[Stored data entries]
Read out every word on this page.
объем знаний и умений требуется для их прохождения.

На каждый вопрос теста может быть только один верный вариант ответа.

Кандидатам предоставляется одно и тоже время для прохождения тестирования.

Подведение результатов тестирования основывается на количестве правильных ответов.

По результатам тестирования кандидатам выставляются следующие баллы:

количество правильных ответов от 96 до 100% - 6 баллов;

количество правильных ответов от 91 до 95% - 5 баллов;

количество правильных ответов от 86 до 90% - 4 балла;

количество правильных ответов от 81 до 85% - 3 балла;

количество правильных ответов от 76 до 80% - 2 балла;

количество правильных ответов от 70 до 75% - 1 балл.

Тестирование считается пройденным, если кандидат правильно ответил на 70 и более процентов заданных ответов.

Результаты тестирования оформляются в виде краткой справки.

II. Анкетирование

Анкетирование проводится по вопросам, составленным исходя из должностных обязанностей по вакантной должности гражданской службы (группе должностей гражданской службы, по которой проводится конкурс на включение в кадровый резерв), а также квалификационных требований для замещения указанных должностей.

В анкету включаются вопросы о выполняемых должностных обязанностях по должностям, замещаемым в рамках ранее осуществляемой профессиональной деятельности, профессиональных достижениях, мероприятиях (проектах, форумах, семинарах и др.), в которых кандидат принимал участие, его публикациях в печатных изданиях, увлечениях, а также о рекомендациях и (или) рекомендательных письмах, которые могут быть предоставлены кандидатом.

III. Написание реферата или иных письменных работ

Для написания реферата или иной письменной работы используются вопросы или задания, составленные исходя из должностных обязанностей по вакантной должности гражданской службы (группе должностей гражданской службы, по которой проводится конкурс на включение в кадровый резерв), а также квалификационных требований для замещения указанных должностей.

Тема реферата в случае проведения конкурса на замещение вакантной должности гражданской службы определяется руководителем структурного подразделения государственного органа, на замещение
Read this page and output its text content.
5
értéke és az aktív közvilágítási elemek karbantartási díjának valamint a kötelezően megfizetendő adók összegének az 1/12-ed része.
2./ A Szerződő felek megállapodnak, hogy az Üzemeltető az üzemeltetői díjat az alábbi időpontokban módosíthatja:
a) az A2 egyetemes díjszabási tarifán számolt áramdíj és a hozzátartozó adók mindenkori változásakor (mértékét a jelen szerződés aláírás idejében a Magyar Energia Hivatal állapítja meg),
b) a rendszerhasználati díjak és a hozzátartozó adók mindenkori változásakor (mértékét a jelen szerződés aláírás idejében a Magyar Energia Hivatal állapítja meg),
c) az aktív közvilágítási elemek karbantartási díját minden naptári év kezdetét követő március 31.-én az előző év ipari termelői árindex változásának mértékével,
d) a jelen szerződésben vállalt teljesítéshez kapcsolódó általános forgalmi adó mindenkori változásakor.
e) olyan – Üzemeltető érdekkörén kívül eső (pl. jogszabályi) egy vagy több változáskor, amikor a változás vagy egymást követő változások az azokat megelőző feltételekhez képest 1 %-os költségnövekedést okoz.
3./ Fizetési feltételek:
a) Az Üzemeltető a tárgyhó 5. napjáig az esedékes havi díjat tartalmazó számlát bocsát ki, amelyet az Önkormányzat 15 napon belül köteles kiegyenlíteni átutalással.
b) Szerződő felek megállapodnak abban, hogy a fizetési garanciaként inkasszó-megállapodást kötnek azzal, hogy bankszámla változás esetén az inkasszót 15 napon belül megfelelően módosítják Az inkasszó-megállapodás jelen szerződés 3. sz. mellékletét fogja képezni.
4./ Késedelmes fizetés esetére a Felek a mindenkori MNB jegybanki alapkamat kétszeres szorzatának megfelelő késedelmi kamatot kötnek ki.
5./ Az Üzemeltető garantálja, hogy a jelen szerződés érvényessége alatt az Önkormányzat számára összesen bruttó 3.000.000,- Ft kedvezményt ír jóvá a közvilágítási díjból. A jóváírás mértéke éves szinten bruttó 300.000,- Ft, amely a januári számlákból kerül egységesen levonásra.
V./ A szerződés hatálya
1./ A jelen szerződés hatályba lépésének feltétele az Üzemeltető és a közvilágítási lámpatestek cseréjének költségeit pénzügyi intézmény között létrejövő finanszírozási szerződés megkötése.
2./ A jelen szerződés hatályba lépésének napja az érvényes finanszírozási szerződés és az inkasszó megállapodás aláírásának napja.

==

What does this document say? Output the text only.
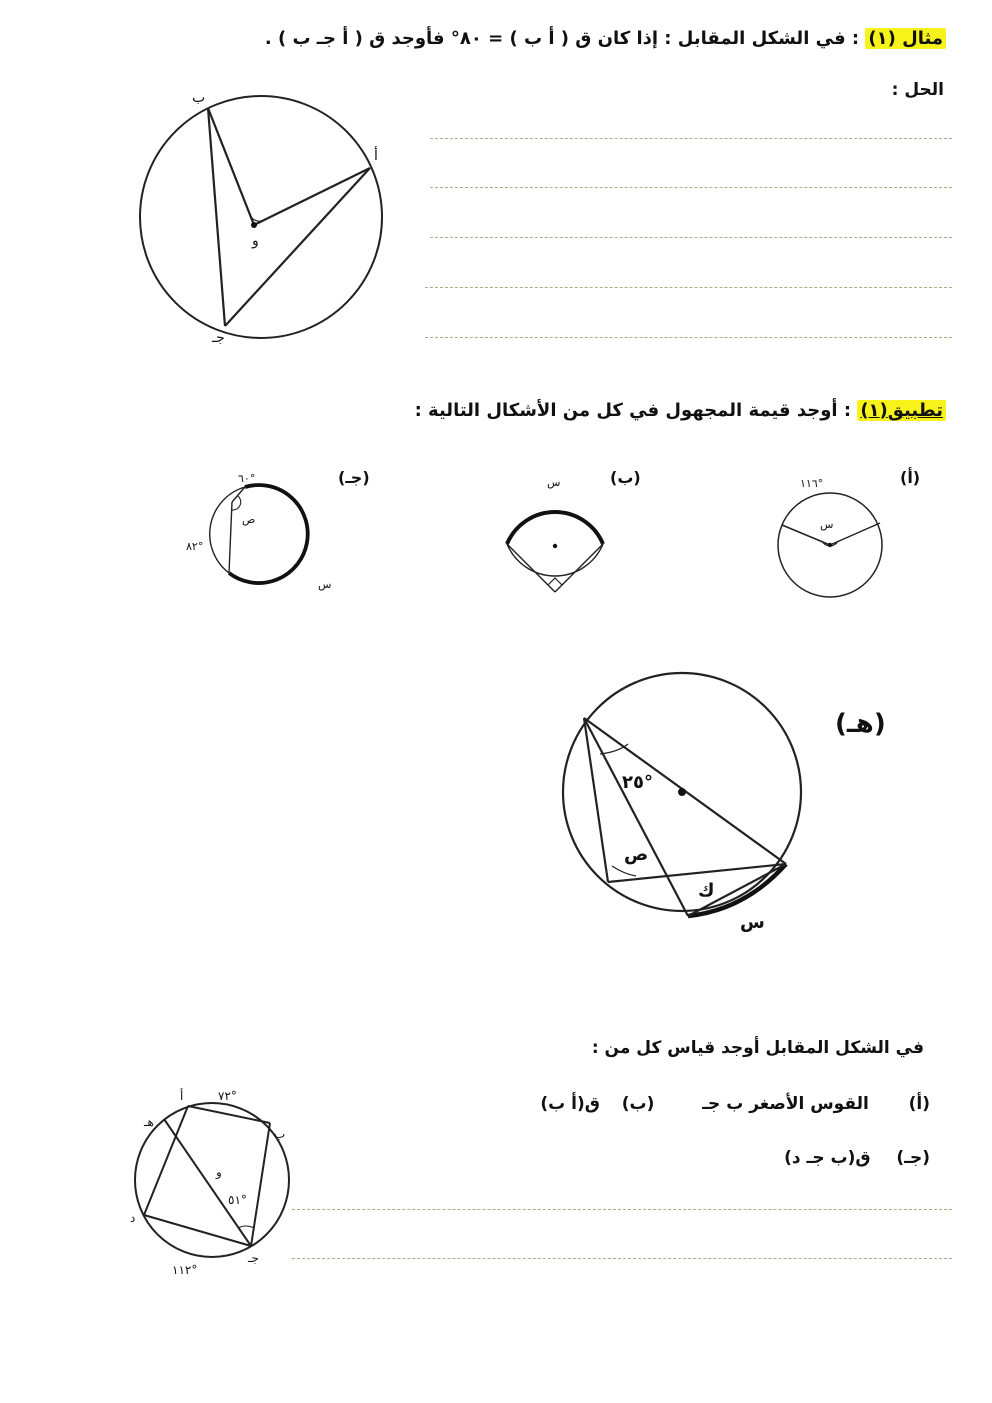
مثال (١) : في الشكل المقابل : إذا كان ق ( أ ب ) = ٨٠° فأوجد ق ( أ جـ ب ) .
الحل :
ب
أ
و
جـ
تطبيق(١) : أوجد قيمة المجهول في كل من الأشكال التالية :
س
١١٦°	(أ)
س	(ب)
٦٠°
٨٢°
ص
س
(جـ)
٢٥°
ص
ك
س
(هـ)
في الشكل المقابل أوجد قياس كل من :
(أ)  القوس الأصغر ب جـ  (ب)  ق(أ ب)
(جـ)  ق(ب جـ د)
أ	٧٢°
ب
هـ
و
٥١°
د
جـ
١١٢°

* * *

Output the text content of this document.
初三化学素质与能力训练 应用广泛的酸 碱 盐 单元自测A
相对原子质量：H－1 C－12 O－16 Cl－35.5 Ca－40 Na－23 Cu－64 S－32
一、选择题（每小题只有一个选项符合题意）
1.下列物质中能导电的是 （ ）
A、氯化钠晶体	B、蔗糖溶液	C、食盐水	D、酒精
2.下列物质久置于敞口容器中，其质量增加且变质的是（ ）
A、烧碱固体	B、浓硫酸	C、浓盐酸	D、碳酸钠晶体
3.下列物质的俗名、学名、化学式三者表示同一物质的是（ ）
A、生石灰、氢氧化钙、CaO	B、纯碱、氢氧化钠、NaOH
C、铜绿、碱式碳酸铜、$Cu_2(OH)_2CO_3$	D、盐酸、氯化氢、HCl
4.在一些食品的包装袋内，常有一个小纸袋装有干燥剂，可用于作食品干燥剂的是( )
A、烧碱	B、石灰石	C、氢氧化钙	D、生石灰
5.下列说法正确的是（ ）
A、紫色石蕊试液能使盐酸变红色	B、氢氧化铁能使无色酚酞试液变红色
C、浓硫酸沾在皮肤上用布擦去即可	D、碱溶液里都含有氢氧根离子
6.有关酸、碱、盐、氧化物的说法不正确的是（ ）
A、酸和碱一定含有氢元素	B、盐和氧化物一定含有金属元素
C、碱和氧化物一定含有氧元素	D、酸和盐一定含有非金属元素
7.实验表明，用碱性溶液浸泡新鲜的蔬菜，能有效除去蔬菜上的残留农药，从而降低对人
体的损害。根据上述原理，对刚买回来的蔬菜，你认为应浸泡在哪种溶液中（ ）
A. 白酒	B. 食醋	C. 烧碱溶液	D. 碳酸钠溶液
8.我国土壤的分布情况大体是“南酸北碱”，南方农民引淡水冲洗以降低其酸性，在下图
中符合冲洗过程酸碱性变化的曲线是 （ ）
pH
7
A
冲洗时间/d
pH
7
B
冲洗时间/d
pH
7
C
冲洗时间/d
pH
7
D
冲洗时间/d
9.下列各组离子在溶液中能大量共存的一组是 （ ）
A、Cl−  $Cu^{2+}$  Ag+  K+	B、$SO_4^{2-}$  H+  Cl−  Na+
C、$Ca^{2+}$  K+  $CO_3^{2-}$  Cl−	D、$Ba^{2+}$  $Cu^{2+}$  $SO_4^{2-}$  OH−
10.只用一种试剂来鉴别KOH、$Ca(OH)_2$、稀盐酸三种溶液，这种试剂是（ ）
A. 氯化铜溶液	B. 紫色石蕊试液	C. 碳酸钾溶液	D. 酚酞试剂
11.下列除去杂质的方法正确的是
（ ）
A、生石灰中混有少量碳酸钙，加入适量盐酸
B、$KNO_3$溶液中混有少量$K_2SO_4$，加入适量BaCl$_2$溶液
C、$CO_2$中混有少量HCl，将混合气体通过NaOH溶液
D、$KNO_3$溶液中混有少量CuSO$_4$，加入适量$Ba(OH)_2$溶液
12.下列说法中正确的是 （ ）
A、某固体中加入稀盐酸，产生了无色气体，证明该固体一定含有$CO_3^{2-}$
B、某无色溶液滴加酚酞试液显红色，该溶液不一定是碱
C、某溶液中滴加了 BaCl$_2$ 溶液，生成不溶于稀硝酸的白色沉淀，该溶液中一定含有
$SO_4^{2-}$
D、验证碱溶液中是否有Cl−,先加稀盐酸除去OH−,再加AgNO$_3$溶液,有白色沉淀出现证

● **Problem**: Look over the material above and show each line where "inkasszó" appears.

● **In response**:
b) Szerződő felek megállapodnak abban, hogy a fizetési garanciaként inkasszó-megállapodást kötnek azzal, hogy bankszámla változás esetén az inkasszót 15 napon belül megfelelően módosítják Az inkasszó-megállapodás jelen szerződés 3. sz. mellékletét fogja képezni.
2./ A jelen szerződés hatályba lépésének napja az érvényes finanszírozási szerződés és az inkasszó megállapodás aláírásának napja.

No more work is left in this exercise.